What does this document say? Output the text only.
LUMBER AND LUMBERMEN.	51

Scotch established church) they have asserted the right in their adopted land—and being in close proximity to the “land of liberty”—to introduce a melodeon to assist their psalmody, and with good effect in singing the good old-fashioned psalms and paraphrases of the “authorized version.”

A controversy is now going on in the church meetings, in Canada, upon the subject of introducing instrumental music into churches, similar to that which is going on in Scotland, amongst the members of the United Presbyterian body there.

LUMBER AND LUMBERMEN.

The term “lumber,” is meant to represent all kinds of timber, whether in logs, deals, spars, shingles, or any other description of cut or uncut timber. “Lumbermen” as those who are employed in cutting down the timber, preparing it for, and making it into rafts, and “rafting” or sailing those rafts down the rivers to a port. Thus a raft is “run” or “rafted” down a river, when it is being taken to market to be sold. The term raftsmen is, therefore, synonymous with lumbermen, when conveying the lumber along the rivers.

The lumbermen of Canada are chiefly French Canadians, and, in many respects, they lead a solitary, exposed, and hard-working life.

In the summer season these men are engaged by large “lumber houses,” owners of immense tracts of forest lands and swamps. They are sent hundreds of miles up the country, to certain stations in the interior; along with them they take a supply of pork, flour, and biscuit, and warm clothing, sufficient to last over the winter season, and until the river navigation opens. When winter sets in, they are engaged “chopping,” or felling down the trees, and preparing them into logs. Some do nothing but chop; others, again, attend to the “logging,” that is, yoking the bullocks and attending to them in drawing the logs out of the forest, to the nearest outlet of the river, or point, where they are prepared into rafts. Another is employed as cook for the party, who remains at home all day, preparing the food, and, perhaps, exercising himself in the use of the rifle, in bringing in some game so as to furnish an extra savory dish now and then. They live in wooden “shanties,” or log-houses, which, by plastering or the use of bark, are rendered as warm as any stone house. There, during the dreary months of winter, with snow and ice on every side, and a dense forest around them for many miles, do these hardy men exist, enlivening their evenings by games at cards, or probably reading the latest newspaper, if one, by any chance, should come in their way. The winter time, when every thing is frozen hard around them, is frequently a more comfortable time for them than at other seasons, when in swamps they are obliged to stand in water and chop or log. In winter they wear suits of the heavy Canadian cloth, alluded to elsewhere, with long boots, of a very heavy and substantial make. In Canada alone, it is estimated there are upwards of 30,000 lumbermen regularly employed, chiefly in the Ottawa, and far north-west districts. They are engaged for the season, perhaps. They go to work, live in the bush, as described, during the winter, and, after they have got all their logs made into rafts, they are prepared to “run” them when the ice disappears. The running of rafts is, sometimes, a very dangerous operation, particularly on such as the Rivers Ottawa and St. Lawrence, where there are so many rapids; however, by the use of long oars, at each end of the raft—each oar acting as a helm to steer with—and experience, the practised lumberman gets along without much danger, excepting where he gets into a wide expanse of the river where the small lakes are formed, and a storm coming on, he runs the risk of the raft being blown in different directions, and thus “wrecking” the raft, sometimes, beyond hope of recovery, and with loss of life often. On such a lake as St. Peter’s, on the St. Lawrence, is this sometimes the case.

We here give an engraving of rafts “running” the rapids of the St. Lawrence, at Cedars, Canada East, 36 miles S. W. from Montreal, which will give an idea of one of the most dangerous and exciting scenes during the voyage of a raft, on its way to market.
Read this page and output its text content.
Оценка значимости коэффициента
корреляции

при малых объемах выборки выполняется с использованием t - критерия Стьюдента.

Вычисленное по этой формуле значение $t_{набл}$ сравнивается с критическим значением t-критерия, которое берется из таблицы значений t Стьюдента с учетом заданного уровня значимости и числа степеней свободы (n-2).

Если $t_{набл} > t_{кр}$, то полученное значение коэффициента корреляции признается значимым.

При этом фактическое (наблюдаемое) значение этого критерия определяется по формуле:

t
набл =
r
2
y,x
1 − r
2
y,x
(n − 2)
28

(WHAT YOU ARE ASKED TO DO): Word for word, write out the data.

(THE RESPONSE):
What does this document say? Output the text only.
LUMBER AND LUMBERMEN.	51

Scotch established church) they have asserted the right in their adopted land—and being in close proximity to the “land of liberty”—to introduce a melodeon to assist their psalmody, and with good effect in singing the good old-fashioned psalms and paraphrases of the “authorized version.”

A controversy is now going on in the church meetings, in Canada, upon the subject of introducing instrumental music into churches, similar to that which is going on in Scotland, amongst the members of the United Presbyterian body there.

LUMBER AND LUMBERMEN.

The term “lumber,” is meant to represent all kinds of timber, whether in logs, deals, spars, shingles, or any other description of cut or uncut timber. “Lumbermen” as those who are employed in cutting down the timber, preparing it for, and making it into rafts, and “rafting” or sailing those rafts down the rivers to a port. Thus a raft is “run” or “rafted” down a river, when it is being taken to market to be sold. The term raftsmen is, therefore, synonymous with lumbermen, when conveying the lumber along the rivers.

The lumbermen of Canada are chiefly French Canadians, and, in many respects, they lead a solitary, exposed, and hard-working life.

In the summer season these men are engaged by large “lumber houses,” owners of immense tracts of forest lands and swamps. They are sent hundreds of miles up the country, to certain stations in the interior; along with them they take a supply of pork, flour, and biscuit, and warm clothing, sufficient to last over the winter season, and until the river navigation opens. When winter sets in, they are engaged “chopping,” or felling down the trees, and preparing them into logs. Some do nothing but chop; others, again, attend to the “logging,” that is, yoking the bullocks and attending to them in drawing the logs out of the forest, to the nearest outlet of the river, or point, where they are prepared into rafts. Another is employed as cook for the party, who remains at home all day, preparing the food, and, perhaps, exercising himself in the use of the rifle, in bringing in some game so as to furnish an extra savory dish now and then. They live in wooden “shanties,” or log-houses, which, by plastering or the use of bark, are rendered as warm as any stone house. There, during the dreary months of winter, with snow and ice on every side, and a dense forest around them for many miles, do these hardy men exist, enlivening their evenings by games at cards, or probably reading the latest newspaper, if one, by any chance, should come in their way. The winter time, when every thing is frozen hard around them, is frequently a more comfortable time for them than at other seasons, when in swamps they are obliged to stand in water and chop or log. In winter they wear suits of the heavy Canadian cloth, alluded to elsewhere, with long boots, of a very heavy and substantial make. In Canada alone, it is estimated there are upwards of 30,000 lumbermen regularly employed, chiefly in the Ottawa, and far north-west districts. They are engaged for the season, perhaps. They go to work, live in the bush, as described, during the winter, and, after they have got all their logs made into rafts, they are prepared to “run” them when the ice disappears. The running of rafts is, sometimes, a very dangerous operation, particularly on such as the Rivers Ottawa and St. Lawrence, where there are so many rapids; however, by the use of long oars, at each end of the raft—each oar acting as a helm to steer with—and experience, the practised lumberman gets along without much danger, excepting where he gets into a wide expanse of the river where the small lakes are formed, and a storm coming on, he runs the risk of the raft being blown in different directions, and thus “wrecking” the raft, sometimes, beyond hope of recovery, and with loss of life often. On such a lake as St. Peter’s, on the St. Lawrence, is this sometimes the case.

We here give an engraving of rafts “running” the rapids of the St. Lawrence, at Cedars, Canada East, 36 miles S. W. from Montreal, which will give an idea of one of the most dangerous and exciting scenes during the voyage of a raft, on its way to market.
Read this page and output its text content.
Оценка значимости коэффициента
корреляции

при малых объемах выборки выполняется с использованием t - критерия Стьюдента.

Вычисленное по этой формуле значение $t_{набл}$ сравнивается с критическим значением t-критерия, которое берется из таблицы значений t Стьюдента с учетом заданного уровня значимости и числа степеней свободы (n-2).

Если $t_{набл} > t_{кр}$, то полученное значение коэффициента корреляции признается значимым.

При этом фактическое (наблюдаемое) значение этого критерия определяется по формуле:

t
набл =
r
2
y,x
1 − r
2
y,x
(n − 2)
28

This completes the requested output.